# [DATA IN THIS EXERCISE]
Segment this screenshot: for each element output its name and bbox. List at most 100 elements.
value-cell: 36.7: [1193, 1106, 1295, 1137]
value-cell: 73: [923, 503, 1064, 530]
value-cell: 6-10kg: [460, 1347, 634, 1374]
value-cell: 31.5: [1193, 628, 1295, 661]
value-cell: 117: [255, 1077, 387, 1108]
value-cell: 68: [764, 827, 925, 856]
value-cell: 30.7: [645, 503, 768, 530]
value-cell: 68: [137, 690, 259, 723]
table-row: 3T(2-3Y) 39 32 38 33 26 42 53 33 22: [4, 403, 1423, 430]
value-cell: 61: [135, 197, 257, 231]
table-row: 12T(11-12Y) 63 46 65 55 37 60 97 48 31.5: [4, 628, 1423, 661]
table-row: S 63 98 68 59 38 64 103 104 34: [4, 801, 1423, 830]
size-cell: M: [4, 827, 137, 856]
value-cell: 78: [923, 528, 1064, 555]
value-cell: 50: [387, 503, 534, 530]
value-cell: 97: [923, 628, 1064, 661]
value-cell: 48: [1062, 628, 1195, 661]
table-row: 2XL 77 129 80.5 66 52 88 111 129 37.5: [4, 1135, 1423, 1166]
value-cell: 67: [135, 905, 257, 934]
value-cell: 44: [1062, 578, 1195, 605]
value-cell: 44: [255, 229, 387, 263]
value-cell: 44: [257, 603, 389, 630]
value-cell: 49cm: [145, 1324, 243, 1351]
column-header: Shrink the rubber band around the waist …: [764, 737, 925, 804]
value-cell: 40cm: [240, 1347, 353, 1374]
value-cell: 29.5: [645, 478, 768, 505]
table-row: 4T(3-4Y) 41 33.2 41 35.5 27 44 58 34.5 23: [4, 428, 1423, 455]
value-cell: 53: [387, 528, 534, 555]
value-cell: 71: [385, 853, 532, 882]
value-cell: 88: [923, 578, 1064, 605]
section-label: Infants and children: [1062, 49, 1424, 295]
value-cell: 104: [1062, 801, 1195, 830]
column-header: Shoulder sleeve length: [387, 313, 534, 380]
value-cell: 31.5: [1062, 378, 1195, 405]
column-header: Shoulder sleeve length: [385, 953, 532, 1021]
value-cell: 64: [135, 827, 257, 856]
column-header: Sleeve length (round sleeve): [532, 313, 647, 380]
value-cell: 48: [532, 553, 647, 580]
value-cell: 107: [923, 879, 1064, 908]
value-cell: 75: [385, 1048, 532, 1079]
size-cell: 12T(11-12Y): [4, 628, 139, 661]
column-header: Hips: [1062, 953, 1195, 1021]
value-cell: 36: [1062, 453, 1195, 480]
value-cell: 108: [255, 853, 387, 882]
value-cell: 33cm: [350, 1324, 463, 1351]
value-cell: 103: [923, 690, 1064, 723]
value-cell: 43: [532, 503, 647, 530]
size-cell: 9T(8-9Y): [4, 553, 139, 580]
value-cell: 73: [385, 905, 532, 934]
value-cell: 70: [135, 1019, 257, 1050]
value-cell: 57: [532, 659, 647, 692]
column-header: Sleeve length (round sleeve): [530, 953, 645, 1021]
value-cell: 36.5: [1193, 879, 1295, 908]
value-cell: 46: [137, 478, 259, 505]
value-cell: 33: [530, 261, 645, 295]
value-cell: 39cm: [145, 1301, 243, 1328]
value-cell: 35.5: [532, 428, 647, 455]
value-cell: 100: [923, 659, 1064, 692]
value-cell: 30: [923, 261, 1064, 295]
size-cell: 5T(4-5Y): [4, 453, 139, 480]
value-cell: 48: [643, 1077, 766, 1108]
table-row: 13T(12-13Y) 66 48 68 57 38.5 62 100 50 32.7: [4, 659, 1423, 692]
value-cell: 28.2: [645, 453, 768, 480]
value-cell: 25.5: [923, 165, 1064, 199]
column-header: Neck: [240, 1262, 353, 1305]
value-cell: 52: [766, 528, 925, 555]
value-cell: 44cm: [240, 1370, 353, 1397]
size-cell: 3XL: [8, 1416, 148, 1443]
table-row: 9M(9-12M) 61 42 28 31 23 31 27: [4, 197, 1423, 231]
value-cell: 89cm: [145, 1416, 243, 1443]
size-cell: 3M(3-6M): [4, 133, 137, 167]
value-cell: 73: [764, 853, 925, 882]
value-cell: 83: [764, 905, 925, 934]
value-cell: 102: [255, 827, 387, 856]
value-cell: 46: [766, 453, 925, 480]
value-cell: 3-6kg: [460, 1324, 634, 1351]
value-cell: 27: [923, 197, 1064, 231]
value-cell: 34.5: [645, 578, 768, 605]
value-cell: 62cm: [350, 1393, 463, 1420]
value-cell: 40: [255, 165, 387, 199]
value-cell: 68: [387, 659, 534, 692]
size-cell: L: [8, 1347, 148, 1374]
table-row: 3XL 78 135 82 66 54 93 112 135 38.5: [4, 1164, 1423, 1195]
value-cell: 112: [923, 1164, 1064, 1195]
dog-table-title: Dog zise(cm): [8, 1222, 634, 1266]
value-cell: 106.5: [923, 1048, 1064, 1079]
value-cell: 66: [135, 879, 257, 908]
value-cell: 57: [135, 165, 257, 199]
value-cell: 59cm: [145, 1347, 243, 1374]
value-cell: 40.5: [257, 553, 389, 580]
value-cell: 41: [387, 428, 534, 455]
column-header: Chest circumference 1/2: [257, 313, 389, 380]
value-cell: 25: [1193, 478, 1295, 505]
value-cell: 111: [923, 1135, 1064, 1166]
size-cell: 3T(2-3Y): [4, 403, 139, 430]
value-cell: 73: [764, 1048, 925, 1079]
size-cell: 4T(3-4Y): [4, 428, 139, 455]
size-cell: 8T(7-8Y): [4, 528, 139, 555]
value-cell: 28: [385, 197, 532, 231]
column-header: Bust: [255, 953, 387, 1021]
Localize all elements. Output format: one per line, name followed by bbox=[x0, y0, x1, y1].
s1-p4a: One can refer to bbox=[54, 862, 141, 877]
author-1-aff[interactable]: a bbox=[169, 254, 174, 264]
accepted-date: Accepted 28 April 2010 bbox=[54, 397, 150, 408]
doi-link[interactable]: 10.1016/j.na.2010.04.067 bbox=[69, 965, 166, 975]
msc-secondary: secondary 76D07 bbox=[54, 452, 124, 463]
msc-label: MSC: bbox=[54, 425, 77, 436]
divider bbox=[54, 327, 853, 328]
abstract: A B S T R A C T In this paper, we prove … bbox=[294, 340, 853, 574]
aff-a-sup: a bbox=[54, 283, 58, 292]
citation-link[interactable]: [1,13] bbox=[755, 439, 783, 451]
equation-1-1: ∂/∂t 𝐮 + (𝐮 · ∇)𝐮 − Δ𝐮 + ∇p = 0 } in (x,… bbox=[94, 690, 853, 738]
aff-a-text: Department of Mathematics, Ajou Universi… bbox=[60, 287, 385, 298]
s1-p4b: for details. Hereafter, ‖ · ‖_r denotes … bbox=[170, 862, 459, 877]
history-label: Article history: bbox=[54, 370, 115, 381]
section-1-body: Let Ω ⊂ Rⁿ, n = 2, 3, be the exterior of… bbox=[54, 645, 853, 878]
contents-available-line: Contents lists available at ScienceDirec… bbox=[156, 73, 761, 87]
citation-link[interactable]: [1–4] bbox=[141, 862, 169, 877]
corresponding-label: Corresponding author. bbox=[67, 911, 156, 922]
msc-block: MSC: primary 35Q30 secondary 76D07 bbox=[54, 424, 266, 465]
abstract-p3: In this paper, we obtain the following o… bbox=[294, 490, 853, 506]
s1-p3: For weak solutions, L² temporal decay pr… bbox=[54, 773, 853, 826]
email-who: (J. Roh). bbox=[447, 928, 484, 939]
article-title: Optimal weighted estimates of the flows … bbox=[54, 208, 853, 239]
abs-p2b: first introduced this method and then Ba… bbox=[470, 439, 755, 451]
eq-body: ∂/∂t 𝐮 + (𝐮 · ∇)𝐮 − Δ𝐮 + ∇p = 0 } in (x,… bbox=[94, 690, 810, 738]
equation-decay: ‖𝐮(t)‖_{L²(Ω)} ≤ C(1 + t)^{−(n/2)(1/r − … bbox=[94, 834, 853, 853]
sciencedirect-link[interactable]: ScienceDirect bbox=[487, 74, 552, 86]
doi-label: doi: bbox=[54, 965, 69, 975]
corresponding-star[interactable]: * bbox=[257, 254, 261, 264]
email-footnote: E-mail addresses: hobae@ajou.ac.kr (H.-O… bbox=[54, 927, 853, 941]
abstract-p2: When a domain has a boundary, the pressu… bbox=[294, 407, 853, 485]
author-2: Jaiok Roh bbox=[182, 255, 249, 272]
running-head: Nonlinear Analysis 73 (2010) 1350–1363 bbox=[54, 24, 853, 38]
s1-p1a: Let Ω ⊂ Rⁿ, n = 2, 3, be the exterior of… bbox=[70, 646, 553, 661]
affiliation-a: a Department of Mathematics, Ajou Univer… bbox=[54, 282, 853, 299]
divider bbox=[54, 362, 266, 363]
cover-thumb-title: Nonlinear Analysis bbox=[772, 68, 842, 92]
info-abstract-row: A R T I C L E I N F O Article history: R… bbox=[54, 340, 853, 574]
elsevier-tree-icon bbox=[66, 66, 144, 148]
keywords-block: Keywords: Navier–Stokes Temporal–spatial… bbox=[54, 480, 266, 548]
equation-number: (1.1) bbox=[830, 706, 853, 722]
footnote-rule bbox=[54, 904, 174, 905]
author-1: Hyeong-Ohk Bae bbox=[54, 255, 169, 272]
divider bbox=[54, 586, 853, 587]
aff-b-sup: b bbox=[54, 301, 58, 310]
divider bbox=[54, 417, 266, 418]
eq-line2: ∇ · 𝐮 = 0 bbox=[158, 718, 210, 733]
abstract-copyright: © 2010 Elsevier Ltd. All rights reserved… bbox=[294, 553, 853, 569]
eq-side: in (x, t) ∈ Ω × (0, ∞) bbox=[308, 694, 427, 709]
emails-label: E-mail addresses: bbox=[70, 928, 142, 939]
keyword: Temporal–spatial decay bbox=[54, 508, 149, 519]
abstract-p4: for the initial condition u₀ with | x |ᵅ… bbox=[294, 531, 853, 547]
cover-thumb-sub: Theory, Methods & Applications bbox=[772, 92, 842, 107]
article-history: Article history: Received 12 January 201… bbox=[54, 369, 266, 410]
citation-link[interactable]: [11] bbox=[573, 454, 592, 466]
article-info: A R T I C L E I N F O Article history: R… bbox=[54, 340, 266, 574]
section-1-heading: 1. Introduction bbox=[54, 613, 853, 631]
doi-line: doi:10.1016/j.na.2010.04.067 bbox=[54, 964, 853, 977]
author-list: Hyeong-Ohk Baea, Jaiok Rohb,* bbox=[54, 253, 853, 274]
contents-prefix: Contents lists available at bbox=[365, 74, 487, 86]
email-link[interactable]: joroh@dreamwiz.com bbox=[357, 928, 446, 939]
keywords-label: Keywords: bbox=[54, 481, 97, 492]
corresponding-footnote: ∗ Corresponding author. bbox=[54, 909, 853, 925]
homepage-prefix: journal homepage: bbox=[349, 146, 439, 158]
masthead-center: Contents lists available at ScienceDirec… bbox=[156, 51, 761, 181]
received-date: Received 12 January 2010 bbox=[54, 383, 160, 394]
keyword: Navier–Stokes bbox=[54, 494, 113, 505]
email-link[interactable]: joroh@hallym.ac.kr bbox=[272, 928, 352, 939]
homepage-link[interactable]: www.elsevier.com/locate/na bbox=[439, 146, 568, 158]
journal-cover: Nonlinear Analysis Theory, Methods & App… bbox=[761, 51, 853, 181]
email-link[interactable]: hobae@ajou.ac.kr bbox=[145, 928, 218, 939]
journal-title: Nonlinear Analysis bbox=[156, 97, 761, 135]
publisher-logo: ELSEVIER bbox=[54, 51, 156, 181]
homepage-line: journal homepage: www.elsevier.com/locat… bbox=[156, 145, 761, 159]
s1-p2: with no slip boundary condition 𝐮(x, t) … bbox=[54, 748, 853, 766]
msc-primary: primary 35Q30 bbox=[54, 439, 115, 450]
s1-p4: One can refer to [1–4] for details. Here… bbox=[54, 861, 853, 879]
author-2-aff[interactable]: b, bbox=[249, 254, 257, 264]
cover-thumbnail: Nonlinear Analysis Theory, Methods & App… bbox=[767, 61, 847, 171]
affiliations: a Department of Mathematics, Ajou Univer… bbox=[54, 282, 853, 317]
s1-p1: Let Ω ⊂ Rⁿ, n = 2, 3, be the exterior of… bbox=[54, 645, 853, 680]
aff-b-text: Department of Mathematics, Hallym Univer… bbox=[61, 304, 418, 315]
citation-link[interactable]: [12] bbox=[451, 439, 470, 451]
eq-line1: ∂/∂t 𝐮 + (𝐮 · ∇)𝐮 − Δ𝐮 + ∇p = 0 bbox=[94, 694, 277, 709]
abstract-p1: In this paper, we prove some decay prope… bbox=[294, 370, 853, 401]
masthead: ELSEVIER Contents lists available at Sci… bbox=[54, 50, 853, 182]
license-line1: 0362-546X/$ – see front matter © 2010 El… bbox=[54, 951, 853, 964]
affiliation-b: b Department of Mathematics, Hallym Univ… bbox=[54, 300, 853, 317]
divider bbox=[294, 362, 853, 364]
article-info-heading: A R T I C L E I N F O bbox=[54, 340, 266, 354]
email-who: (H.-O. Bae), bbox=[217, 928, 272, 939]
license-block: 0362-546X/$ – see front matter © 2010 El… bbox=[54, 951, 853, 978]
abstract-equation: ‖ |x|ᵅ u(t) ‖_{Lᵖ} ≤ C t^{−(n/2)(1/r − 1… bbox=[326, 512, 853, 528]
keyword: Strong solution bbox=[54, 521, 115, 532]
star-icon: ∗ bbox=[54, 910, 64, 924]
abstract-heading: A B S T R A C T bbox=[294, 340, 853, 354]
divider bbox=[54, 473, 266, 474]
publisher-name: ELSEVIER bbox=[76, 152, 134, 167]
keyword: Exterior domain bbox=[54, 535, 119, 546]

# [CHALLENGE]
Rewrite the listing starting at its first line and ending at the line that contains "value-cell: 48: [532, 553, 647, 580]", changing "column-header" to "heading-cell" wherever it appears and leaving everything else the same.

# [OUTPUT BELOW]
Segment this screenshot: for each element output its name and bbox. List at most 100 elements.
value-cell: 36.7: [1193, 1106, 1295, 1137]
value-cell: 73: [923, 503, 1064, 530]
value-cell: 6-10kg: [460, 1347, 634, 1374]
value-cell: 31.5: [1193, 628, 1295, 661]
value-cell: 117: [255, 1077, 387, 1108]
value-cell: 68: [764, 827, 925, 856]
value-cell: 30.7: [645, 503, 768, 530]
value-cell: 68: [137, 690, 259, 723]
table-row: 3T(2-3Y) 39 32 38 33 26 42 53 33 22: [4, 403, 1423, 430]
value-cell: 61: [135, 197, 257, 231]
table-row: 12T(11-12Y) 63 46 65 55 37 60 97 48 31.5: [4, 628, 1423, 661]
table-row: S 63 98 68 59 38 64 103 104 34: [4, 801, 1423, 830]
size-cell: M: [4, 827, 137, 856]
value-cell: 78: [923, 528, 1064, 555]
value-cell: 50: [387, 503, 534, 530]
value-cell: 97: [923, 628, 1064, 661]
value-cell: 48: [1062, 628, 1195, 661]
table-row: 2XL 77 129 80.5 66 52 88 111 129 37.5: [4, 1135, 1423, 1166]
value-cell: 67: [135, 905, 257, 934]
value-cell: 44: [1062, 578, 1195, 605]
value-cell: 44: [255, 229, 387, 263]
value-cell: 44: [257, 603, 389, 630]
value-cell: 49cm: [145, 1324, 243, 1351]
heading-cell: Shrink the rubber band around the waist …: [764, 737, 925, 804]
value-cell: 40cm: [240, 1347, 353, 1374]
value-cell: 29.5: [645, 478, 768, 505]
table-row: 4T(3-4Y) 41 33.2 41 35.5 27 44 58 34.5 23: [4, 428, 1423, 455]
value-cell: 53: [387, 528, 534, 555]
value-cell: 71: [385, 853, 532, 882]
value-cell: 88: [923, 578, 1064, 605]
section-label: Infants and children: [1062, 49, 1424, 295]
value-cell: 104: [1062, 801, 1195, 830]
heading-cell: Shoulder sleeve length: [387, 313, 534, 380]
value-cell: 31.5: [1062, 378, 1195, 405]
heading-cell: Shoulder sleeve length: [385, 953, 532, 1021]
value-cell: 64: [135, 827, 257, 856]
heading-cell: Sleeve length (round sleeve): [532, 313, 647, 380]
value-cell: 48: [532, 553, 647, 580]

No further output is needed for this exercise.